● 条目列表
- - - - -

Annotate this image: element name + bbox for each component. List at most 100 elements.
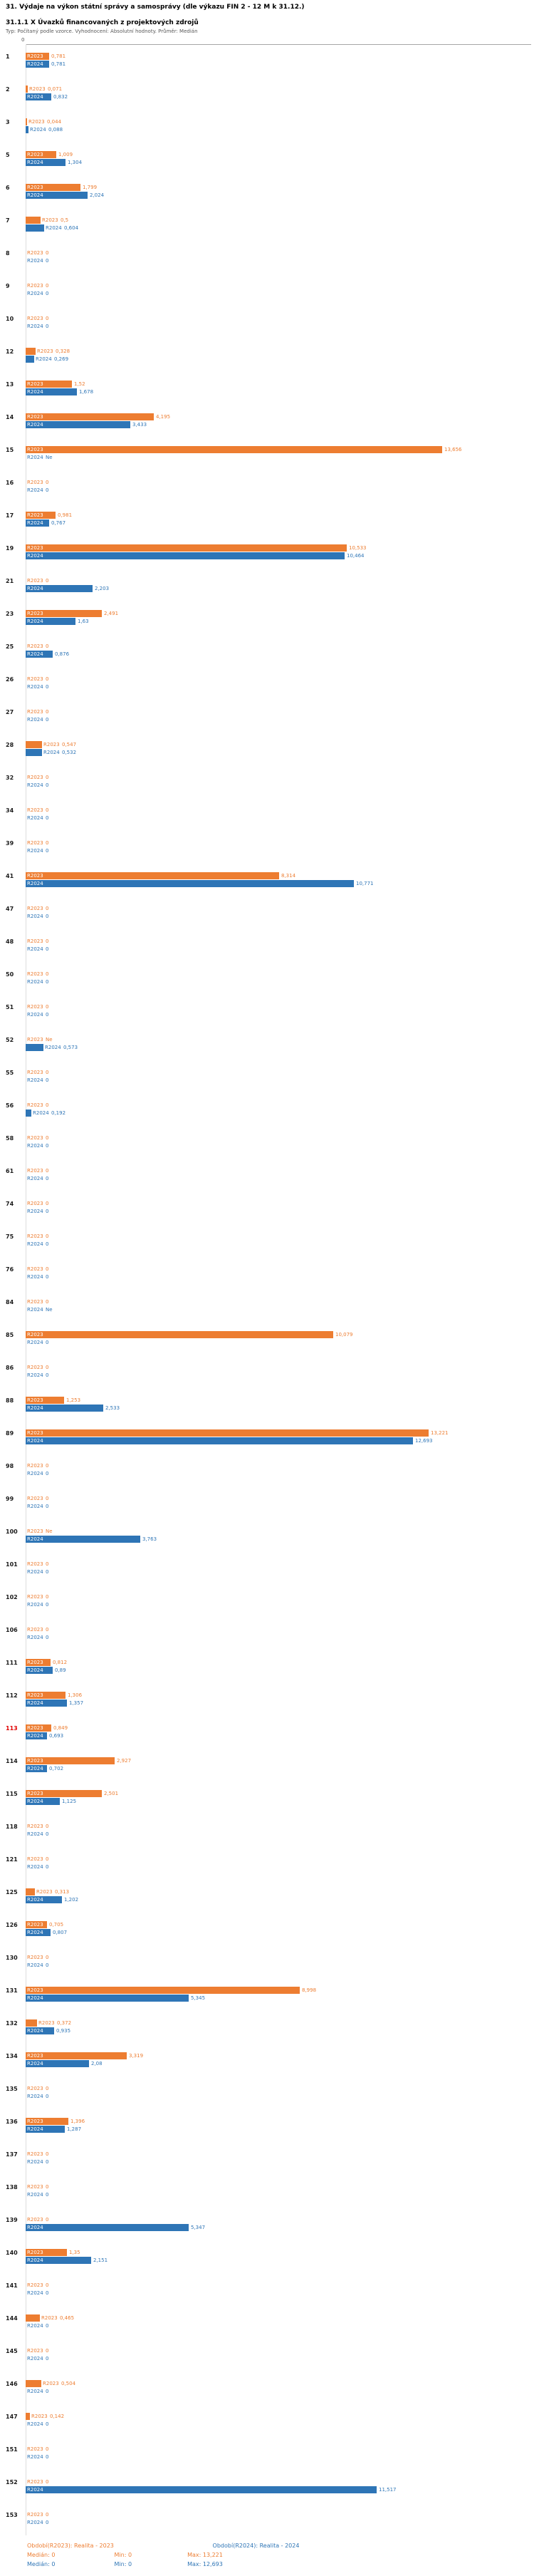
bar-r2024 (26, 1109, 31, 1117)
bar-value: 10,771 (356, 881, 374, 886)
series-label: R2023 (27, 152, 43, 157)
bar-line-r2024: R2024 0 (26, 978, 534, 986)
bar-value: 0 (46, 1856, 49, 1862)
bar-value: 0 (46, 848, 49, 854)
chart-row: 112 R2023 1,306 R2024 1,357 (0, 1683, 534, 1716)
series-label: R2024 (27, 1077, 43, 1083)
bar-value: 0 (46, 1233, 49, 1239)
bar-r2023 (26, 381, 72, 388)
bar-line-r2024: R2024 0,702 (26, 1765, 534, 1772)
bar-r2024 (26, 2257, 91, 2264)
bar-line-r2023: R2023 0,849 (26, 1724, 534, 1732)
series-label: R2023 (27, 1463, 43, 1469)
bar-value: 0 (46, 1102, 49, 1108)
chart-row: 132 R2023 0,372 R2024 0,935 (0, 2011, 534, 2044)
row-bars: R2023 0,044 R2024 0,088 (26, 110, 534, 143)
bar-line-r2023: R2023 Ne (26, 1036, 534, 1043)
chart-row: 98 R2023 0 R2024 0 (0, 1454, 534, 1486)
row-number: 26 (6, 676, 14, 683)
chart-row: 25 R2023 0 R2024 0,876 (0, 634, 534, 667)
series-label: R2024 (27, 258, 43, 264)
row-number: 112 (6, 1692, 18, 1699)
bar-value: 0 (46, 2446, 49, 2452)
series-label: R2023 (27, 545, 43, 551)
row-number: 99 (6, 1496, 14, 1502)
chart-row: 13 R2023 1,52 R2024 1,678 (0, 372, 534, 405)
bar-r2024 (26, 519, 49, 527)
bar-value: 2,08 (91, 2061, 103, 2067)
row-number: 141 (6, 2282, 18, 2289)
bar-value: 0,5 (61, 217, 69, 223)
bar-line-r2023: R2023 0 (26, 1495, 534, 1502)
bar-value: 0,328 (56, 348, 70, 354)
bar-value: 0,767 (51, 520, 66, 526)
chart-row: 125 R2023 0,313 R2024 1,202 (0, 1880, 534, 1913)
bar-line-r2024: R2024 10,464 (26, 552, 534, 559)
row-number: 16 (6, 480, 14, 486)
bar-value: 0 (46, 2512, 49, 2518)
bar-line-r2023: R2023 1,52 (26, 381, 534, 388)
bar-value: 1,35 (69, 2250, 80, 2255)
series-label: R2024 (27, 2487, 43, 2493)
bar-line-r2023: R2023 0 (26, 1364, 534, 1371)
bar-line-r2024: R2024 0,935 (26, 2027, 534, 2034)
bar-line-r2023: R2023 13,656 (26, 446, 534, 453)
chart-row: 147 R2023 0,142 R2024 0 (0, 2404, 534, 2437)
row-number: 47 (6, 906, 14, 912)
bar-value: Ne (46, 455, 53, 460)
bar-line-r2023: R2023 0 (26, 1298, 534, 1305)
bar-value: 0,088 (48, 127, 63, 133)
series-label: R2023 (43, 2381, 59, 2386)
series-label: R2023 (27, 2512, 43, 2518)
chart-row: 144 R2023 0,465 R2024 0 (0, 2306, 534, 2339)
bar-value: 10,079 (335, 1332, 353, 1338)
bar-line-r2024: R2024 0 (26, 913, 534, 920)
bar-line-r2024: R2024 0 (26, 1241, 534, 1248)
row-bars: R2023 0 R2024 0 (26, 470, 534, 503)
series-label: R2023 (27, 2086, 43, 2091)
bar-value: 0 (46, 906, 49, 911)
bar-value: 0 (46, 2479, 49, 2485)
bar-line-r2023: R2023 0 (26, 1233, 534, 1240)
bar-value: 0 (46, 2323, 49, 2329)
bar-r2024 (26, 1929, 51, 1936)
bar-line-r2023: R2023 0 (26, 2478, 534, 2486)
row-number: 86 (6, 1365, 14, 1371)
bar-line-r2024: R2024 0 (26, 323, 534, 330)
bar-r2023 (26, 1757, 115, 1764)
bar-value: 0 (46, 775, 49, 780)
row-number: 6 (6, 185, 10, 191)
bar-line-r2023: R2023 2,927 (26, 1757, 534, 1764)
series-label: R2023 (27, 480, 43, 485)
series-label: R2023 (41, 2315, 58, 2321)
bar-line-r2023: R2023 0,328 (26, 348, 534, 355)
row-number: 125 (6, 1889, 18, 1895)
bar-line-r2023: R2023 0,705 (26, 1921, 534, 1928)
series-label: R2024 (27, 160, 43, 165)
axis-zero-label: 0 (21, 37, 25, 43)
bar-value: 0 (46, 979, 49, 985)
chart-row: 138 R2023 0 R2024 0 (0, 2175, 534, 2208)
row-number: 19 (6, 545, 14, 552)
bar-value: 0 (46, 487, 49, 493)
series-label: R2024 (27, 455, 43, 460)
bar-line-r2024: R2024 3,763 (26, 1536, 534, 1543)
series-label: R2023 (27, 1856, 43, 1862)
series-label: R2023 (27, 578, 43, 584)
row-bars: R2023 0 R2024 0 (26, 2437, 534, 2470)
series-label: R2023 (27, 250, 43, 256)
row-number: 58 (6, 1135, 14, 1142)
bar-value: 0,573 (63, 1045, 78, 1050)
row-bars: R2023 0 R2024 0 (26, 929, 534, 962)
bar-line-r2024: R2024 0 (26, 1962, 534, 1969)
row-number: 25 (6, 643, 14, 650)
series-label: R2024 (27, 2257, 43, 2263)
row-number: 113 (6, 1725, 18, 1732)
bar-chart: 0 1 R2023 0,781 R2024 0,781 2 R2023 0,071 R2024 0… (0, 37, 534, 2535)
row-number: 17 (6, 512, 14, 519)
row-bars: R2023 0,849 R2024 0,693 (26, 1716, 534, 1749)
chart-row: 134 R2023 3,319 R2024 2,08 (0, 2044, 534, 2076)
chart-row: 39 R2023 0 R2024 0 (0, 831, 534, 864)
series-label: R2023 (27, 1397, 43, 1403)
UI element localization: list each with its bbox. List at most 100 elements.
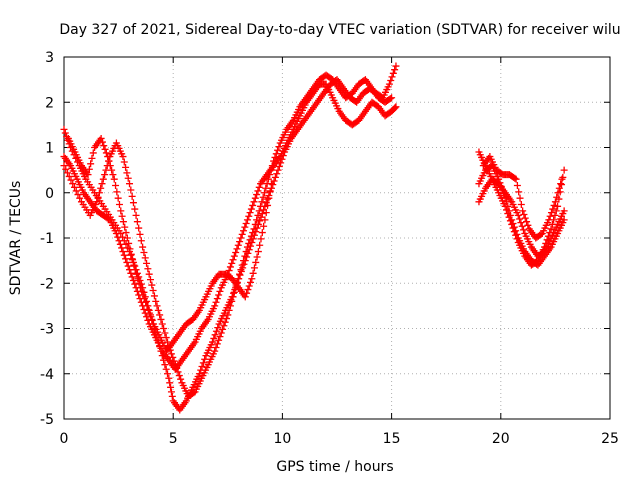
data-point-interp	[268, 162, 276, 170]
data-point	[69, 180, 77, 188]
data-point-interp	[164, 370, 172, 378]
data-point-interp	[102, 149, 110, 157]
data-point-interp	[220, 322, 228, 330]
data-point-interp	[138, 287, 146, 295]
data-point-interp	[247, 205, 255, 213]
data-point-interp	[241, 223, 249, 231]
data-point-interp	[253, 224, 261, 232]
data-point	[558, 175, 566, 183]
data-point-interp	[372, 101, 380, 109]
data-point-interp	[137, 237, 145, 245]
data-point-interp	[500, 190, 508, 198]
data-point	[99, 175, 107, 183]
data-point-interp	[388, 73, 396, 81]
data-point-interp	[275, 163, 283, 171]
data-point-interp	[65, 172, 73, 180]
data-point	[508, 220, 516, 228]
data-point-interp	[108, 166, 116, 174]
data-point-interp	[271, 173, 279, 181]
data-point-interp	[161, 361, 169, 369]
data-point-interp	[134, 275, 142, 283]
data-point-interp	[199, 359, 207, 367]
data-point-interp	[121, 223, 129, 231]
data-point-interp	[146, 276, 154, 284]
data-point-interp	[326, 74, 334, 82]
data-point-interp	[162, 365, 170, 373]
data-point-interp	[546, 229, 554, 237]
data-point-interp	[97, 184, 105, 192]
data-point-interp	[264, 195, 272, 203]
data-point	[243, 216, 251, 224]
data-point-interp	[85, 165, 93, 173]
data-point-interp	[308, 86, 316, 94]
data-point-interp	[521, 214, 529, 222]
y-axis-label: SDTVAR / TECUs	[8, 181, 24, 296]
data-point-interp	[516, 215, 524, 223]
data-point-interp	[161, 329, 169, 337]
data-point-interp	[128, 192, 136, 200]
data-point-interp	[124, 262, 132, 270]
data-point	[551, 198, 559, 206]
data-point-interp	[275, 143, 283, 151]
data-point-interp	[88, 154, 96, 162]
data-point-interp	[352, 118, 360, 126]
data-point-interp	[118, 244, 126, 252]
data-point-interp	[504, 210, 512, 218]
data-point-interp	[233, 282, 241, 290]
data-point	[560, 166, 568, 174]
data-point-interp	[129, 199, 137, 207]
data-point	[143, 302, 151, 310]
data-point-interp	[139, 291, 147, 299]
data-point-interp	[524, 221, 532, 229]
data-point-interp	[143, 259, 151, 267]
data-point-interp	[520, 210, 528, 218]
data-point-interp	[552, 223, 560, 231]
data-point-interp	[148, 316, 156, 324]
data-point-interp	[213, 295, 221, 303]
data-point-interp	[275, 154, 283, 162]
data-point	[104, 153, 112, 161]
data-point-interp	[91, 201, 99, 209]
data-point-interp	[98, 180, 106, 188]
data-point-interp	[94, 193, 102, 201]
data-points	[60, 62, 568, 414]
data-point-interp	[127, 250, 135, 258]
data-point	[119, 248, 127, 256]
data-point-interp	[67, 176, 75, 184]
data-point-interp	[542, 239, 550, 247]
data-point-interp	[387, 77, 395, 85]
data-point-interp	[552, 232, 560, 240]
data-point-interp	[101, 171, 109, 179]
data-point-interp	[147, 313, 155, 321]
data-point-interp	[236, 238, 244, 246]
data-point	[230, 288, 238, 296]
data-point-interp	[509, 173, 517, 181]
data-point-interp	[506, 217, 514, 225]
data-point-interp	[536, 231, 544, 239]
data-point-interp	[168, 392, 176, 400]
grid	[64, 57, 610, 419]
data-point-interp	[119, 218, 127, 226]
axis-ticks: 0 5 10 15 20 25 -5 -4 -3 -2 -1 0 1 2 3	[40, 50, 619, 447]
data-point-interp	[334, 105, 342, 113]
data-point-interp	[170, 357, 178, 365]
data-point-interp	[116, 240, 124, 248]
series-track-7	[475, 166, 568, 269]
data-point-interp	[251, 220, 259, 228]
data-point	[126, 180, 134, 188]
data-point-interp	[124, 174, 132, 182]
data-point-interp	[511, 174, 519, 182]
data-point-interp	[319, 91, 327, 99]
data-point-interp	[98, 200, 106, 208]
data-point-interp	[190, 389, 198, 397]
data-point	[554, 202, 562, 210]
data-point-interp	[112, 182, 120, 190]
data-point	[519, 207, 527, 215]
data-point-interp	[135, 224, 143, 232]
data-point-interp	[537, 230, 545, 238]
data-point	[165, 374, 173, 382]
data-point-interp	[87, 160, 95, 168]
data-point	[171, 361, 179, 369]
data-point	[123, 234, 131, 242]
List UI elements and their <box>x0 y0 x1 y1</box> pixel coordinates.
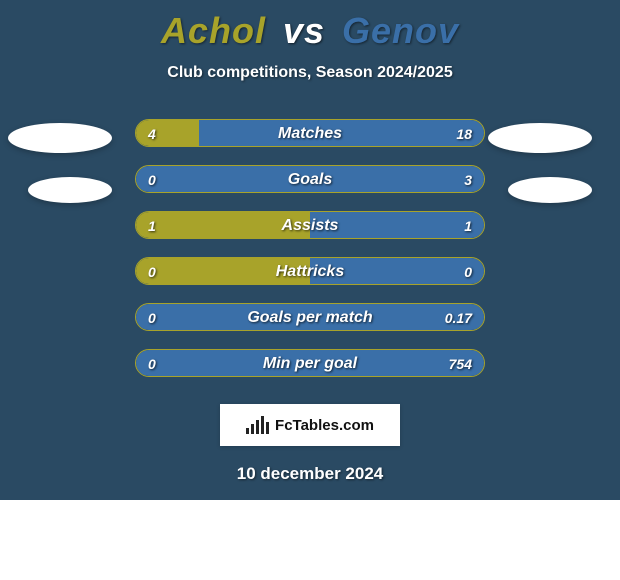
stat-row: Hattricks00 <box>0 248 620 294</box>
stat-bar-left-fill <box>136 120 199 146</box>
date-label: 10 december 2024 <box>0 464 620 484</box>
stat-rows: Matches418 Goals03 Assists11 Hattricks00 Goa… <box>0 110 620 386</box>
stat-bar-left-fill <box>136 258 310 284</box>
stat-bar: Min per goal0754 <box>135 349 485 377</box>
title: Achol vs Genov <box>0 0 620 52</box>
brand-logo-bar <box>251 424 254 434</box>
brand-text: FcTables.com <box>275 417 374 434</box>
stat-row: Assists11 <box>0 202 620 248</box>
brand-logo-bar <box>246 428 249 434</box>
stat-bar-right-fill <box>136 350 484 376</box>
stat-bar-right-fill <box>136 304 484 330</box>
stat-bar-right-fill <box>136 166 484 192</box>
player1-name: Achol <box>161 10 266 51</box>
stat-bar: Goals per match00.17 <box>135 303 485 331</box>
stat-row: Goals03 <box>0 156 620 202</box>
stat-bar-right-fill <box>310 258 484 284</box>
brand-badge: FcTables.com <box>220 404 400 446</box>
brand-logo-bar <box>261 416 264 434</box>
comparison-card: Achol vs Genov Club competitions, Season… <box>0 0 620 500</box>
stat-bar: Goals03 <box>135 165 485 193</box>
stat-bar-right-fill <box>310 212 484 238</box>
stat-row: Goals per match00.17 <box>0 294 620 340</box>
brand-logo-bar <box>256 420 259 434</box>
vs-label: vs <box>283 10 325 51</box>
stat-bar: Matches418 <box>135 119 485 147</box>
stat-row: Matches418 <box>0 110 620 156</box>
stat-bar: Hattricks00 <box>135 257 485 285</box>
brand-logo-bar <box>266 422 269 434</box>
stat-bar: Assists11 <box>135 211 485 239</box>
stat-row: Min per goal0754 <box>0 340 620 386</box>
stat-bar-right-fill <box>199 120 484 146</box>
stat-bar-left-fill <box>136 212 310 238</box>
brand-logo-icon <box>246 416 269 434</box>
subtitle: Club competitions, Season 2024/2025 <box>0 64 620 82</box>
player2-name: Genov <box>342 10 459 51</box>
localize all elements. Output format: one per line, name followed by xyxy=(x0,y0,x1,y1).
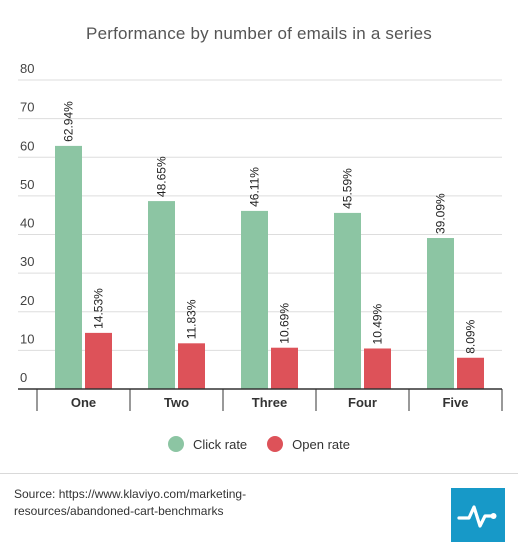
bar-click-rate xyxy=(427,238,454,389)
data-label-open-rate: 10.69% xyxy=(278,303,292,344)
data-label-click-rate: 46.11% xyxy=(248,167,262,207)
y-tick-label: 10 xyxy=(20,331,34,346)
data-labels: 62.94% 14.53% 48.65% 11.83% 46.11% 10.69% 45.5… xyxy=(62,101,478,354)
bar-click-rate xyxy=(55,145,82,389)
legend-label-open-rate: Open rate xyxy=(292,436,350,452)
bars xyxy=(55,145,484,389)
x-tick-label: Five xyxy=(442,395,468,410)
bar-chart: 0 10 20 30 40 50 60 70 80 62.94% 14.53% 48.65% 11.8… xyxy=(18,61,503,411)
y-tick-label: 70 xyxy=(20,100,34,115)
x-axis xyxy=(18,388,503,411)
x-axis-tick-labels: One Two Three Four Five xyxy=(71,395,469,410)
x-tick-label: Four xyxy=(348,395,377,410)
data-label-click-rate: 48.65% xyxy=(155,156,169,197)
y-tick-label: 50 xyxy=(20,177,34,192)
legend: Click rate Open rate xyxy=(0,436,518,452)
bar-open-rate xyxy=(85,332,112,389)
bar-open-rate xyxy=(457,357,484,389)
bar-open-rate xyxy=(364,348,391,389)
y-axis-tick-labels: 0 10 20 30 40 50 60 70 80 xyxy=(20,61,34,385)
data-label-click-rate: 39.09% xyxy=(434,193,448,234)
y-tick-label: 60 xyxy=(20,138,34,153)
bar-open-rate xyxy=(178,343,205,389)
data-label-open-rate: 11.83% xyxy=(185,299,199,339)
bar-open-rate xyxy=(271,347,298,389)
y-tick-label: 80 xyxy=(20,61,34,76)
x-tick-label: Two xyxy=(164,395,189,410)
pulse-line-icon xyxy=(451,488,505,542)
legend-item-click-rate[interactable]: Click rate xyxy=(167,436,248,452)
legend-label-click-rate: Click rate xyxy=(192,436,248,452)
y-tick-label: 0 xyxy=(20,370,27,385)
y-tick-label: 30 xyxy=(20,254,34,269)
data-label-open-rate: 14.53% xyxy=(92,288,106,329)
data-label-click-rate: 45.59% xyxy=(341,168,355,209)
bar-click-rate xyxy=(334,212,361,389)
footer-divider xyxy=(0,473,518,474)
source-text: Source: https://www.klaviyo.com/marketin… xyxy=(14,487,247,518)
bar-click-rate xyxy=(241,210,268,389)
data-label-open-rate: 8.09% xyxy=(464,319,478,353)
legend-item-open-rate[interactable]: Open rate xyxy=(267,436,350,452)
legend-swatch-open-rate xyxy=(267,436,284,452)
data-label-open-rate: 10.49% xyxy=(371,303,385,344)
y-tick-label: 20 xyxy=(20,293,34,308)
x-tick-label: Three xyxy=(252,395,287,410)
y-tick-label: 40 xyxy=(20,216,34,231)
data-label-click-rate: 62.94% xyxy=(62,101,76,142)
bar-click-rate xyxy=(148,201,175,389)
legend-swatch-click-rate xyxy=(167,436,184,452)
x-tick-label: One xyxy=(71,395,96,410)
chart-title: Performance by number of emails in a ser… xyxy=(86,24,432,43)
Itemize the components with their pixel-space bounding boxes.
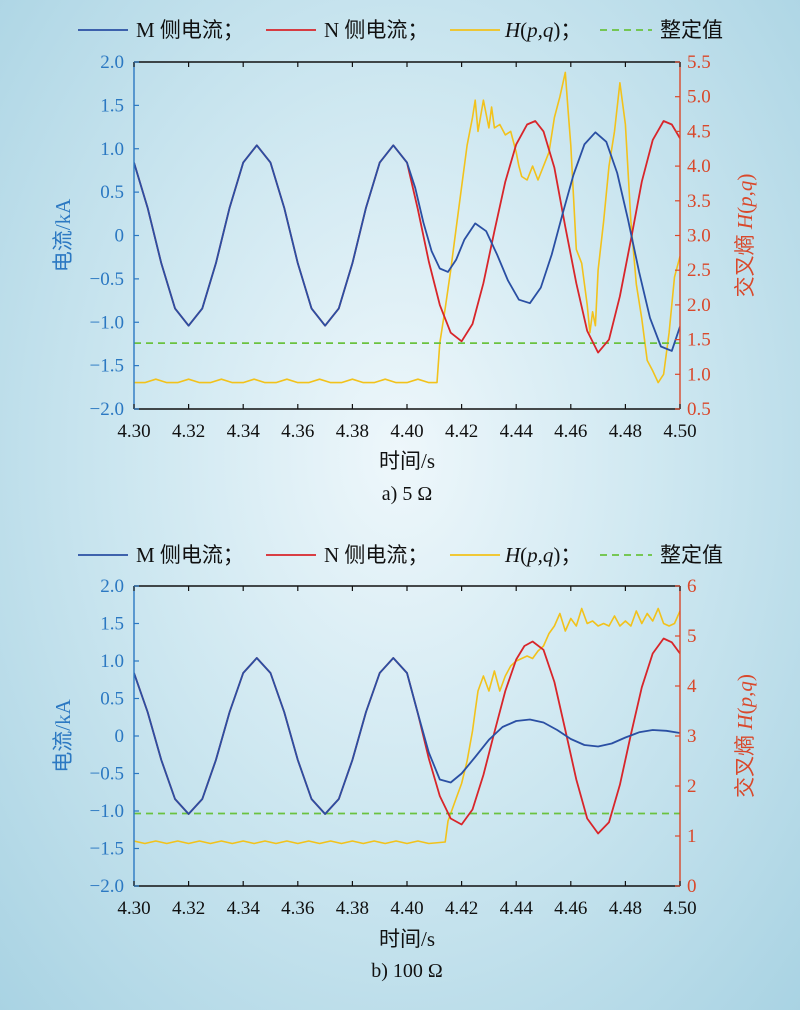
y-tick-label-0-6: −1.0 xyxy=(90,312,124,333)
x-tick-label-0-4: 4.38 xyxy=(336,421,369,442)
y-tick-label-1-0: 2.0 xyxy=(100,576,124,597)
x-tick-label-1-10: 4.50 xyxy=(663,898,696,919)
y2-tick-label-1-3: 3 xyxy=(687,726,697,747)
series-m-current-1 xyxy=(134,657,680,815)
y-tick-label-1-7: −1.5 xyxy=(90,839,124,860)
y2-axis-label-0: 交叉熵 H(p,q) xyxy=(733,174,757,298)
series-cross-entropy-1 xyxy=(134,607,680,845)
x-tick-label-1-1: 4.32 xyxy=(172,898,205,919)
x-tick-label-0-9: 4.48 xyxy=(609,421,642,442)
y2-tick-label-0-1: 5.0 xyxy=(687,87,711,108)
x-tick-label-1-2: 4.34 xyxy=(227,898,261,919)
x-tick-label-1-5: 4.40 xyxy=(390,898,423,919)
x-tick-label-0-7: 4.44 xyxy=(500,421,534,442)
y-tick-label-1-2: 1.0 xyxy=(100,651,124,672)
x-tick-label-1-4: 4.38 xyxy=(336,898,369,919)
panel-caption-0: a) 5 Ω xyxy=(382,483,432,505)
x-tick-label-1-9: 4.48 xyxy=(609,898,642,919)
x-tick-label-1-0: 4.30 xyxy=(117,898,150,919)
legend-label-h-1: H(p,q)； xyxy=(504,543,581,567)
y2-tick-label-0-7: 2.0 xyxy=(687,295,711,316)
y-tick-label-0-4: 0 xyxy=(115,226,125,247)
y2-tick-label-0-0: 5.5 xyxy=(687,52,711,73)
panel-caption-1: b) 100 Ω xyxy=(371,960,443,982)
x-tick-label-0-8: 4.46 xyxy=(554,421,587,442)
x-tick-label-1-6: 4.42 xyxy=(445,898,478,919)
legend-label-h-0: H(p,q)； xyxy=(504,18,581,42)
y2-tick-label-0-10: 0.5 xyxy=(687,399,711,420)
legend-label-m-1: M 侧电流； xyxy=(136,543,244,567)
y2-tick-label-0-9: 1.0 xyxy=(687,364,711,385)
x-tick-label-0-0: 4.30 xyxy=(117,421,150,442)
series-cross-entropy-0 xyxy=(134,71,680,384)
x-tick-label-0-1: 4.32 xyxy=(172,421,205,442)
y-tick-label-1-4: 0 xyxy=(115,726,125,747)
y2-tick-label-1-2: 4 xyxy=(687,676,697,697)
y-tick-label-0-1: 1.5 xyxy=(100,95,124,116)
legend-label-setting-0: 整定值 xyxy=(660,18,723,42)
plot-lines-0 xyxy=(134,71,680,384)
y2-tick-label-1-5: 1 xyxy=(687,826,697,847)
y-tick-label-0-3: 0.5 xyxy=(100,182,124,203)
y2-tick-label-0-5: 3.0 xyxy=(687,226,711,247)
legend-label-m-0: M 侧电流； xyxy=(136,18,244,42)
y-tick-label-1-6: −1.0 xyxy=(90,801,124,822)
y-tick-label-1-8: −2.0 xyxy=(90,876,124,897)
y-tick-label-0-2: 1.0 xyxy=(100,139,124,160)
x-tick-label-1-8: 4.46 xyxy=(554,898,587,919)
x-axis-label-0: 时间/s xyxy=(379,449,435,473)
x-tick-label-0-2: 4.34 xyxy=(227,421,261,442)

- - - - -

● 练习目的
请重写从包含"stat-row: Hattricks00 <box>0"的那一行到包含"player2-name: Genov <box>342 10 459 51</box>"的那一行，并把其中的"brand-logo-bar"改名为"brand-logo-stripe"，其余部分一律不动。

● 答复
stat-row: Hattricks00 <box>0 248 620 294</box>
stat-bar-left-fill <box>136 120 199 146</box>
date-label: 10 december 2024 <box>0 464 620 484</box>
stat-rows: Matches418 Goals03 Assists11 Hattricks00 Goa… <box>0 110 620 386</box>
stat-bar-left-fill <box>136 258 310 284</box>
stat-bar: Min per goal0754 <box>135 349 485 377</box>
title: Achol vs Genov <box>0 0 620 52</box>
brand-logo-stripe <box>251 424 254 434</box>
brand-text: FcTables.com <box>275 417 374 434</box>
stat-row: Assists11 <box>0 202 620 248</box>
brand-logo-stripe <box>246 428 249 434</box>
stat-bar-right-fill <box>136 350 484 376</box>
stat-bar-right-fill <box>136 304 484 330</box>
stat-bar-right-fill <box>136 166 484 192</box>
player1-name: Achol <box>161 10 266 51</box>
stat-bar: Goals per match00.17 <box>135 303 485 331</box>
stat-row: Goals03 <box>0 156 620 202</box>
stat-bar-right-fill <box>310 258 484 284</box>
brand-badge: FcTables.com <box>220 404 400 446</box>
brand-logo-stripe <box>261 416 264 434</box>
comparison-card: Achol vs Genov Club competitions, Season… <box>0 0 620 500</box>
stat-bar: Goals03 <box>135 165 485 193</box>
stat-bar-right-fill <box>310 212 484 238</box>
stat-row: Goals per match00.17 <box>0 294 620 340</box>
brand-logo-stripe <box>256 420 259 434</box>
vs-label: vs <box>283 10 325 51</box>
stat-bar: Matches418 <box>135 119 485 147</box>
stat-row: Matches418 <box>0 110 620 156</box>
stat-bar: Hattricks00 <box>135 257 485 285</box>
brand-logo-stripe <box>266 422 269 434</box>
stat-bar: Assists11 <box>135 211 485 239</box>
stat-row: Min per goal0754 <box>0 340 620 386</box>
stat-bar-right-fill <box>199 120 484 146</box>
stat-bar-left-fill <box>136 212 310 238</box>
brand-logo-icon <box>246 416 269 434</box>
subtitle: Club competitions, Season 2024/2025 <box>0 64 620 82</box>
player2-name: Genov <box>342 10 459 51</box>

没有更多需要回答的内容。